* **REQUIREMENTS**: Retype all of the data. Every line must match exactly.

* **RECORDS FOR PROCESSING**:
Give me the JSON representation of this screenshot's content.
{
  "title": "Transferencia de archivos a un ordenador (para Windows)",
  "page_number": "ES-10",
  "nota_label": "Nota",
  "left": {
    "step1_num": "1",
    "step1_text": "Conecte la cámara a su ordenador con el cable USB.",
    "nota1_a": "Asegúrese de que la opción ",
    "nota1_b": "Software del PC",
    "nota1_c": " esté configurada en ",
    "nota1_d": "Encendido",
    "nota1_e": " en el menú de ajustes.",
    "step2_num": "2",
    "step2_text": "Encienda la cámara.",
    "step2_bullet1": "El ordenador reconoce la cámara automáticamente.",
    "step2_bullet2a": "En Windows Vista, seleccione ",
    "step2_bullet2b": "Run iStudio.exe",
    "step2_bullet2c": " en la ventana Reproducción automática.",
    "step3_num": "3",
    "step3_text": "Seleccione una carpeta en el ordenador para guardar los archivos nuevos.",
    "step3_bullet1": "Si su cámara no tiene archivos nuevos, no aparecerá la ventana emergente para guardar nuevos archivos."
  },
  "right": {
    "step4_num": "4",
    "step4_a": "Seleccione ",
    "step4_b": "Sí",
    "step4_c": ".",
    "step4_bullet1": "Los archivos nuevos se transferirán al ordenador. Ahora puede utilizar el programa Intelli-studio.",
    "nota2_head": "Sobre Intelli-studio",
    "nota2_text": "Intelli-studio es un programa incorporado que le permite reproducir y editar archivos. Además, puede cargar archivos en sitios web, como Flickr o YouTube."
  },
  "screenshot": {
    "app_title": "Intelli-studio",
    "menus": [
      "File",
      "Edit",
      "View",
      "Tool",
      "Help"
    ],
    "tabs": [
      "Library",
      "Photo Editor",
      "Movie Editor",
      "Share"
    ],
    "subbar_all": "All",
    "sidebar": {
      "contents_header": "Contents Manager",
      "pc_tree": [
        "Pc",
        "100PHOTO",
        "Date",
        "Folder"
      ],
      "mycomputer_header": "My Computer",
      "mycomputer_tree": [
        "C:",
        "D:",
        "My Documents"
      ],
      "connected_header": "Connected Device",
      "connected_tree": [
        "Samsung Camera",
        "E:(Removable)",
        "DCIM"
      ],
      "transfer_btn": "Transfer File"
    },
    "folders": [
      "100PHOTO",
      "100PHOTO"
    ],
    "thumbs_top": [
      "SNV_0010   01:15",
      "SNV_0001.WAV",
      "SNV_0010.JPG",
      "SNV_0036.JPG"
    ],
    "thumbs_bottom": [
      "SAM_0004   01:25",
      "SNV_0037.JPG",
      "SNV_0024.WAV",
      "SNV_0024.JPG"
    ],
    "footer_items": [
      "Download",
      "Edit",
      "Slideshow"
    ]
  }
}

* **THE COMPLETED TASK**:
Give me the JSON representation of this screenshot's content.
{
  "title": "Transferencia de archivos a un ordenador (para Windows)",
  "page_number": "ES-10",
  "nota_label": "Nota",
  "left": {
    "step1_num": "1",
    "step1_text": "Conecte la cámara a su ordenador con el cable USB.",
    "nota1_a": "Asegúrese de que la opción ",
    "nota1_b": "Software del PC",
    "nota1_c": " esté configurada en ",
    "nota1_d": "Encendido",
    "nota1_e": " en el menú de ajustes.",
    "step2_num": "2",
    "step2_text": "Encienda la cámara.",
    "step2_bullet1": "El ordenador reconoce la cámara automáticamente.",
    "step2_bullet2a": "En Windows Vista, seleccione ",
    "step2_bullet2b": "Run iStudio.exe",
    "step2_bullet2c": " en la ventana Reproducción automática.",
    "step3_num": "3",
    "step3_text": "Seleccione una carpeta en el ordenador para guardar los archivos nuevos.",
    "step3_bullet1": "Si su cámara no tiene archivos nuevos, no aparecerá la ventana emergente para guardar nuevos archivos."
  },
  "right": {
    "step4_num": "4",
    "step4_a": "Seleccione ",
    "step4_b": "Sí",
    "step4_c": ".",
    "step4_bullet1": "Los archivos nuevos se transferirán al ordenador. Ahora puede utilizar el programa Intelli-studio.",
    "nota2_head": "Sobre Intelli-studio",
    "nota2_text": "Intelli-studio es un programa incorporado que le permite reproducir y editar archivos. Además, puede cargar archivos en sitios web, como Flickr o YouTube."
  },
  "screenshot": {
    "app_title": "Intelli-studio",
    "menus": [
      "File",
      "Edit",
      "View",
      "Tool",
      "Help"
    ],
    "tabs": [
      "Library",
      "Photo Editor",
      "Movie Editor",
      "Share"
    ],
    "subbar_all": "All",
    "sidebar": {
      "contents_header": "Contents Manager",
      "pc_tree": [
        "Pc",
        "100PHOTO",
        "Date",
        "Folder"
      ],
      "mycomputer_header": "My Computer",
      "mycomputer_tree": [
        "C:",
        "D:",
        "My Documents"
      ],
      "connected_header": "Connected Device",
      "connected_tree": [
        "Samsung Camera",
        "E:(Removable)",
        "DCIM"
      ],
      "transfer_btn": "Transfer File"
    },
    "folders": [
      "100PHOTO",
      "100PHOTO"
    ],
    "thumbs_top": [
      "SNV_0010   01:15",
      "SNV_0001.WAV",
      "SNV_0010.JPG",
      "SNV_0036.JPG"
    ],
    "thumbs_bottom": [
      "SAM_0004   01:25",
      "SNV_0037.JPG",
      "SNV_0024.WAV",
      "SNV_0024.JPG"
    ],
    "footer_items": [
      "Download",
      "Edit",
      "Slideshow"
    ]
  }
}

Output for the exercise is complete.